* START GIVEN RECORDS *

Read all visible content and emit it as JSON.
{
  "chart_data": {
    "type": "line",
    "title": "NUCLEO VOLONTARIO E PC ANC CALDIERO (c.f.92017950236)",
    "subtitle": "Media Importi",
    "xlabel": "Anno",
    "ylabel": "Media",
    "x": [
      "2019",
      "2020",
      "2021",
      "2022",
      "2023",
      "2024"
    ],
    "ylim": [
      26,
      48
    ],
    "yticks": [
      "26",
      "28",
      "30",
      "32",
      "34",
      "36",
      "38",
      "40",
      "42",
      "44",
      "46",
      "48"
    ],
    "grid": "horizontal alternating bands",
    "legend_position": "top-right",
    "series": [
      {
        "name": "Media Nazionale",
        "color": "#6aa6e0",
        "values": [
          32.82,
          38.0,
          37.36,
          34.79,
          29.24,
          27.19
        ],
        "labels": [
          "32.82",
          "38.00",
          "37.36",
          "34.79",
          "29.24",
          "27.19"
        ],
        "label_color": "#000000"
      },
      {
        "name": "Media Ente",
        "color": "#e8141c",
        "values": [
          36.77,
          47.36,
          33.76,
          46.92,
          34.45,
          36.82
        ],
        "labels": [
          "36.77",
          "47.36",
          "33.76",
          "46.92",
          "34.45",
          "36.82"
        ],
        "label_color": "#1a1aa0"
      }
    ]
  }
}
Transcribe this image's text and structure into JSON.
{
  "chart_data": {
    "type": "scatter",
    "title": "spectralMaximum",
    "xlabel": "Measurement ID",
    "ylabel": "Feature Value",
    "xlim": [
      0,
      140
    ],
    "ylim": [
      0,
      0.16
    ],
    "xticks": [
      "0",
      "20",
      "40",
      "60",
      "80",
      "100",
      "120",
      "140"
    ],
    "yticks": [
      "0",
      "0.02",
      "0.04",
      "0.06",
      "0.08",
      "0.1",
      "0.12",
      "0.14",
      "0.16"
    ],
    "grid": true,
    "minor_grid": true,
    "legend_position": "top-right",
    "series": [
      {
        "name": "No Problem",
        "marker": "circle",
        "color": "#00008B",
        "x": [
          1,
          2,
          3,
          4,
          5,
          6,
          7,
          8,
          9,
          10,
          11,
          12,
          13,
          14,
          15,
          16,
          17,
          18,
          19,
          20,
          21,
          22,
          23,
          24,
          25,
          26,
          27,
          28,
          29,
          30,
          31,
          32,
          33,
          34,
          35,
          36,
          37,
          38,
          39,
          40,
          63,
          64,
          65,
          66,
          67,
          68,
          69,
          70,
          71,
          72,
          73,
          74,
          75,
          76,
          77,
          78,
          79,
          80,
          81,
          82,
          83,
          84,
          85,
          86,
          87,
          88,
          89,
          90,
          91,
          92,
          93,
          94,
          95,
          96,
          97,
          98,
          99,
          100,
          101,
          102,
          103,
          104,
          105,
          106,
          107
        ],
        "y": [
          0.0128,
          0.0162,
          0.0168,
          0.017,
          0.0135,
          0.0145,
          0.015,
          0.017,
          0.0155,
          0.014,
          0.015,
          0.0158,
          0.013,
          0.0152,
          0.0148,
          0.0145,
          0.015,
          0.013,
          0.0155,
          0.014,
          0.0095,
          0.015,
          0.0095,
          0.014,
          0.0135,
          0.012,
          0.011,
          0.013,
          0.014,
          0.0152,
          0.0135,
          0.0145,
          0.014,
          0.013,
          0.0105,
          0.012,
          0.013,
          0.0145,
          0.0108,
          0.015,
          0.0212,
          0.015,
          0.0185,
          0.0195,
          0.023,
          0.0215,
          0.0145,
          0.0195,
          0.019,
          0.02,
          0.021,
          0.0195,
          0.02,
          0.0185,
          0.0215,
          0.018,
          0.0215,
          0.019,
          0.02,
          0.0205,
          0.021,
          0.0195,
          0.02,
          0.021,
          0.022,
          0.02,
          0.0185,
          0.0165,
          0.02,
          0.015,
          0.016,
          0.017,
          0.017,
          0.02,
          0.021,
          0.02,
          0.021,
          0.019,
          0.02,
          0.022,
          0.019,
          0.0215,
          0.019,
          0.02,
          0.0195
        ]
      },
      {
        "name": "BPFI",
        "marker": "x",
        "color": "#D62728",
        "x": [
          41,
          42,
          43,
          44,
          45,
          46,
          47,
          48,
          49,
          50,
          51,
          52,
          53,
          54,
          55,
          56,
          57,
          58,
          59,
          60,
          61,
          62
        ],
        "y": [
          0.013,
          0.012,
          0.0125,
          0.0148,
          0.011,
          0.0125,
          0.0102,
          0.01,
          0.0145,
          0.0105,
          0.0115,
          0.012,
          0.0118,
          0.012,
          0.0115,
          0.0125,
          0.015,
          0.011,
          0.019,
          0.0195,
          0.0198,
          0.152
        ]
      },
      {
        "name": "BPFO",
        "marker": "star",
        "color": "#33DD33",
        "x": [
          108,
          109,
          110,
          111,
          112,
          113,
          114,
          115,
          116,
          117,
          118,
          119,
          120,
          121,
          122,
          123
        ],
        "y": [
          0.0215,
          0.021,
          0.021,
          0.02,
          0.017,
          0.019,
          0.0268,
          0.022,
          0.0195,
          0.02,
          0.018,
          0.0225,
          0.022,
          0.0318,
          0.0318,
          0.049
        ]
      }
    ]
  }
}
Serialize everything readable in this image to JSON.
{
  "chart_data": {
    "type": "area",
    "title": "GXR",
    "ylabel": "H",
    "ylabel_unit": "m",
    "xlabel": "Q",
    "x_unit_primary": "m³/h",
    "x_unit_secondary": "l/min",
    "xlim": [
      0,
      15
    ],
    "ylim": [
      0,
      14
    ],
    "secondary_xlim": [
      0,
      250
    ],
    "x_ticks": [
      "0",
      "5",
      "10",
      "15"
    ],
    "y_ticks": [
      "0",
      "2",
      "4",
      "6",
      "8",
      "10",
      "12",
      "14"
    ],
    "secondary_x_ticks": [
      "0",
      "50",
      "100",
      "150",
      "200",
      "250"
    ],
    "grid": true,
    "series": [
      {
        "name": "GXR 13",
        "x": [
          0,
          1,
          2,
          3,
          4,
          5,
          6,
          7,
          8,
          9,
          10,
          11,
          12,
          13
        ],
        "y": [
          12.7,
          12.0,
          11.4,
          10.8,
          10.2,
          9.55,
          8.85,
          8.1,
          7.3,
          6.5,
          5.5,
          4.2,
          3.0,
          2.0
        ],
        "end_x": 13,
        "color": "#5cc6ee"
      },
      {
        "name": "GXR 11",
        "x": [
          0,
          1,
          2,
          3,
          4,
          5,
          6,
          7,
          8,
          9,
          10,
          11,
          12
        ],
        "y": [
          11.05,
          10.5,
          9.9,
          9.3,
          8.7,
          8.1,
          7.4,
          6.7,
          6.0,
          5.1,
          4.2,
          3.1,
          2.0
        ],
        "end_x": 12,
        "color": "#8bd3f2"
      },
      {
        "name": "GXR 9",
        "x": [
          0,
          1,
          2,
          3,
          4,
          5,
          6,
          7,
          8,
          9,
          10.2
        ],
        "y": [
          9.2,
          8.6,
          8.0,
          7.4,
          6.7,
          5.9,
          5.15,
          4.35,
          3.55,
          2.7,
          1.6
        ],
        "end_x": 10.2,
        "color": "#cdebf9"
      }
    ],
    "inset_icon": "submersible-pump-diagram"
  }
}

* END GIVEN RECORDS *

[TASK DESCRIPTION]: Print the entries exactly. Include every one.

[EXPECTED OUTPUT]:
Read all visible content and emit it as JSON.
{
  "chart_data": {
    "type": "line",
    "title": "NUCLEO VOLONTARIO E PC ANC CALDIERO (c.f.92017950236)",
    "subtitle": "Media Importi",
    "xlabel": "Anno",
    "ylabel": "Media",
    "x": [
      "2019",
      "2020",
      "2021",
      "2022",
      "2023",
      "2024"
    ],
    "ylim": [
      26,
      48
    ],
    "yticks": [
      "26",
      "28",
      "30",
      "32",
      "34",
      "36",
      "38",
      "40",
      "42",
      "44",
      "46",
      "48"
    ],
    "grid": "horizontal alternating bands",
    "legend_position": "top-right",
    "series": [
      {
        "name": "Media Nazionale",
        "color": "#6aa6e0",
        "values": [
          32.82,
          38.0,
          37.36,
          34.79,
          29.24,
          27.19
        ],
        "labels": [
          "32.82",
          "38.00",
          "37.36",
          "34.79",
          "29.24",
          "27.19"
        ],
        "label_color": "#000000"
      },
      {
        "name": "Media Ente",
        "color": "#e8141c",
        "values": [
          36.77,
          47.36,
          33.76,
          46.92,
          34.45,
          36.82
        ],
        "labels": [
          "36.77",
          "47.36",
          "33.76",
          "46.92",
          "34.45",
          "36.82"
        ],
        "label_color": "#1a1aa0"
      }
    ]
  }
}
Transcribe this image's text and structure into JSON.
{
  "chart_data": {
    "type": "scatter",
    "title": "spectralMaximum",
    "xlabel": "Measurement ID",
    "ylabel": "Feature Value",
    "xlim": [
      0,
      140
    ],
    "ylim": [
      0,
      0.16
    ],
    "xticks": [
      "0",
      "20",
      "40",
      "60",
      "80",
      "100",
      "120",
      "140"
    ],
    "yticks": [
      "0",
      "0.02",
      "0.04",
      "0.06",
      "0.08",
      "0.1",
      "0.12",
      "0.14",
      "0.16"
    ],
    "grid": true,
    "minor_grid": true,
    "legend_position": "top-right",
    "series": [
      {
        "name": "No Problem",
        "marker": "circle",
        "color": "#00008B",
        "x": [
          1,
          2,
          3,
          4,
          5,
          6,
          7,
          8,
          9,
          10,
          11,
          12,
          13,
          14,
          15,
          16,
          17,
          18,
          19,
          20,
          21,
          22,
          23,
          24,
          25,
          26,
          27,
          28,
          29,
          30,
          31,
          32,
          33,
          34,
          35,
          36,
          37,
          38,
          39,
          40,
          63,
          64,
          65,
          66,
          67,
          68,
          69,
          70,
          71,
          72,
          73,
          74,
          75,
          76,
          77,
          78,
          79,
          80,
          81,
          82,
          83,
          84,
          85,
          86,
          87,
          88,
          89,
          90,
          91,
          92,
          93,
          94,
          95,
          96,
          97,
          98,
          99,
          100,
          101,
          102,
          103,
          104,
          105,
          106,
          107
        ],
        "y": [
          0.0128,
          0.0162,
          0.0168,
          0.017,
          0.0135,
          0.0145,
          0.015,
          0.017,
          0.0155,
          0.014,
          0.015,
          0.0158,
          0.013,
          0.0152,
          0.0148,
          0.0145,
          0.015,
          0.013,
          0.0155,
          0.014,
          0.0095,
          0.015,
          0.0095,
          0.014,
          0.0135,
          0.012,
          0.011,
          0.013,
          0.014,
          0.0152,
          0.0135,
          0.0145,
          0.014,
          0.013,
          0.0105,
          0.012,
          0.013,
          0.0145,
          0.0108,
          0.015,
          0.0212,
          0.015,
          0.0185,
          0.0195,
          0.023,
          0.0215,
          0.0145,
          0.0195,
          0.019,
          0.02,
          0.021,
          0.0195,
          0.02,
          0.0185,
          0.0215,
          0.018,
          0.0215,
          0.019,
          0.02,
          0.0205,
          0.021,
          0.0195,
          0.02,
          0.021,
          0.022,
          0.02,
          0.0185,
          0.0165,
          0.02,
          0.015,
          0.016,
          0.017,
          0.017,
          0.02,
          0.021,
          0.02,
          0.021,
          0.019,
          0.02,
          0.022,
          0.019,
          0.0215,
          0.019,
          0.02,
          0.0195
        ]
      },
      {
        "name": "BPFI",
        "marker": "x",
        "color": "#D62728",
        "x": [
          41,
          42,
          43,
          44,
          45,
          46,
          47,
          48,
          49,
          50,
          51,
          52,
          53,
          54,
          55,
          56,
          57,
          58,
          59,
          60,
          61,
          62
        ],
        "y": [
          0.013,
          0.012,
          0.0125,
          0.0148,
          0.011,
          0.0125,
          0.0102,
          0.01,
          0.0145,
          0.0105,
          0.0115,
          0.012,
          0.0118,
          0.012,
          0.0115,
          0.0125,
          0.015,
          0.011,
          0.019,
          0.0195,
          0.0198,
          0.152
        ]
      },
      {
        "name": "BPFO",
        "marker": "star",
        "color": "#33DD33",
        "x": [
          108,
          109,
          110,
          111,
          112,
          113,
          114,
          115,
          116,
          117,
          118,
          119,
          120,
          121,
          122,
          123
        ],
        "y": [
          0.0215,
          0.021,
          0.021,
          0.02,
          0.017,
          0.019,
          0.0268,
          0.022,
          0.0195,
          0.02,
          0.018,
          0.0225,
          0.022,
          0.0318,
          0.0318,
          0.049
        ]
      }
    ]
  }
}
Serialize everything readable in this image to JSON.
{
  "chart_data": {
    "type": "area",
    "title": "GXR",
    "ylabel": "H",
    "ylabel_unit": "m",
    "xlabel": "Q",
    "x_unit_primary": "m³/h",
    "x_unit_secondary": "l/min",
    "xlim": [
      0,
      15
    ],
    "ylim": [
      0,
      14
    ],
    "secondary_xlim": [
      0,
      250
    ],
    "x_ticks": [
      "0",
      "5",
      "10",
      "15"
    ],
    "y_ticks": [
      "0",
      "2",
      "4",
      "6",
      "8",
      "10",
      "12",
      "14"
    ],
    "secondary_x_ticks": [
      "0",
      "50",
      "100",
      "150",
      "200",
      "250"
    ],
    "grid": true,
    "series": [
      {
        "name": "GXR 13",
        "x": [
          0,
          1,
          2,
          3,
          4,
          5,
          6,
          7,
          8,
          9,
          10,
          11,
          12,
          13
        ],
        "y": [
          12.7,
          12.0,
          11.4,
          10.8,
          10.2,
          9.55,
          8.85,
          8.1,
          7.3,
          6.5,
          5.5,
          4.2,
          3.0,
          2.0
        ],
        "end_x": 13,
        "color": "#5cc6ee"
      },
      {
        "name": "GXR 11",
        "x": [
          0,
          1,
          2,
          3,
          4,
          5,
          6,
          7,
          8,
          9,
          10,
          11,
          12
        ],
        "y": [
          11.05,
          10.5,
          9.9,
          9.3,
          8.7,
          8.1,
          7.4,
          6.7,
          6.0,
          5.1,
          4.2,
          3.1,
          2.0
        ],
        "end_x": 12,
        "color": "#8bd3f2"
      },
      {
        "name": "GXR 9",
        "x": [
          0,
          1,
          2,
          3,
          4,
          5,
          6,
          7,
          8,
          9,
          10.2
        ],
        "y": [
          9.2,
          8.6,
          8.0,
          7.4,
          6.7,
          5.9,
          5.15,
          4.35,
          3.55,
          2.7,
          1.6
        ],
        "end_x": 10.2,
        "color": "#cdebf9"
      }
    ],
    "inset_icon": "submersible-pump-diagram"
  }
}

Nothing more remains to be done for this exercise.